- [PROMPT]: Leave the pictures out and transcribe every record exactly.

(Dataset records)
* begin *

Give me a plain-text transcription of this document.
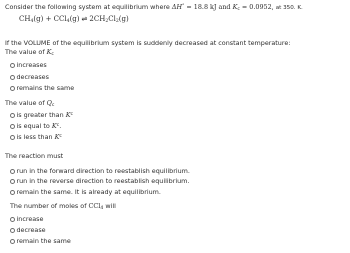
Consider the following system at equilibrium where ΔH° = 18.8 kJ and $K_c = 0.0952$, at 350. K.
$CH_4(g) + CCl_4(g)$ ⇌ $2CH_2Cl_2(g)$
If the VOLUME of the equilibrium system is suddenly decreased at constant temperature:
The value of $K_c$
increases
decreases
remains the same
The value of $Q_c$
is greater than
K c
is equal to
K c .
is less than
K c
The reaction must
run in the forward direction to reestablish equilibrium.
run in the reverse direction to reestablish equilibrium.
remain the same. It is already at equilibrium.
The number of moles of CCl$_4$ will
increase
decrease
remain the same
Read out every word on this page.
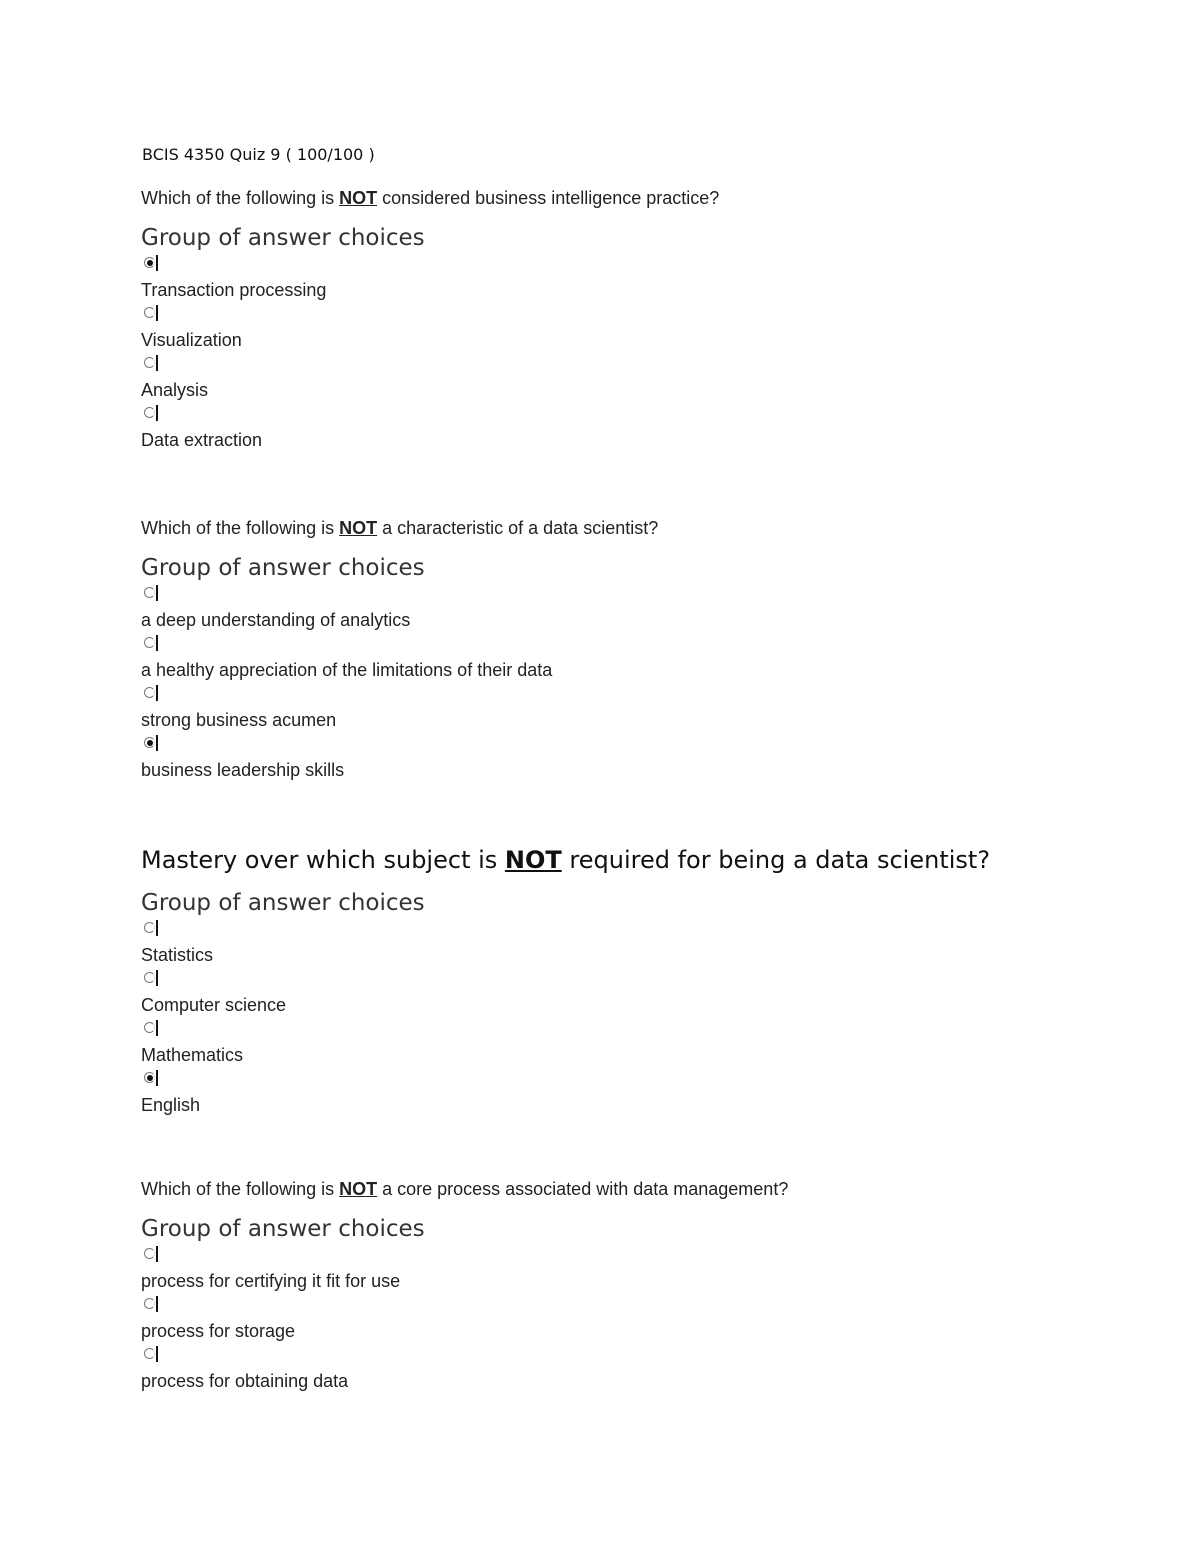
BCIS 4350 Quiz 9 ( 100/100 )
Which of the following is NOT considered business intelligence practice?
Group of answer choices
Transaction processing
Visualization
Analysis
Data extraction
Which of the following is NOT a characteristic of a data scientist?
Group of answer choices
a deep understanding of analytics
a healthy appreciation of the limitations of their data
strong business acumen
business leadership skills
Mastery over which subject is NOT required for being a data scientist?
Group of answer choices
Statistics
Computer science
Mathematics
English
Which of the following is NOT a core process associated with data management?
Group of answer choices
process for certifying it fit for use
process for storage
process for obtaining data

* end *

- [THE RESULT]:
Give me a plain-text transcription of this document.
Consider the following system at equilibrium where ΔH° = 18.8 kJ and $K_c = 0.0952$, at 350. K.
$CH_4(g) + CCl_4(g)$ ⇌ $2CH_2Cl_2(g)$
If the VOLUME of the equilibrium system is suddenly decreased at constant temperature:
The value of $K_c$
increases
decreases
remains the same
The value of $Q_c$
is greater than
K c
is equal to
K c .
is less than
K c
The reaction must
run in the forward direction to reestablish equilibrium.
run in the reverse direction to reestablish equilibrium.
remain the same. It is already at equilibrium.
The number of moles of CCl$_4$ will
increase
decrease
remain the same
Read out every word on this page.
BCIS 4350 Quiz 9 ( 100/100 )
Which of the following is NOT considered business intelligence practice?
Group of answer choices
Transaction processing
Visualization
Analysis
Data extraction
Which of the following is NOT a characteristic of a data scientist?
Group of answer choices
a deep understanding of analytics
a healthy appreciation of the limitations of their data
strong business acumen
business leadership skills
Mastery over which subject is NOT required for being a data scientist?
Group of answer choices
Statistics
Computer science
Mathematics
English
Which of the following is NOT a core process associated with data management?
Group of answer choices
process for certifying it fit for use
process for storage
process for obtaining data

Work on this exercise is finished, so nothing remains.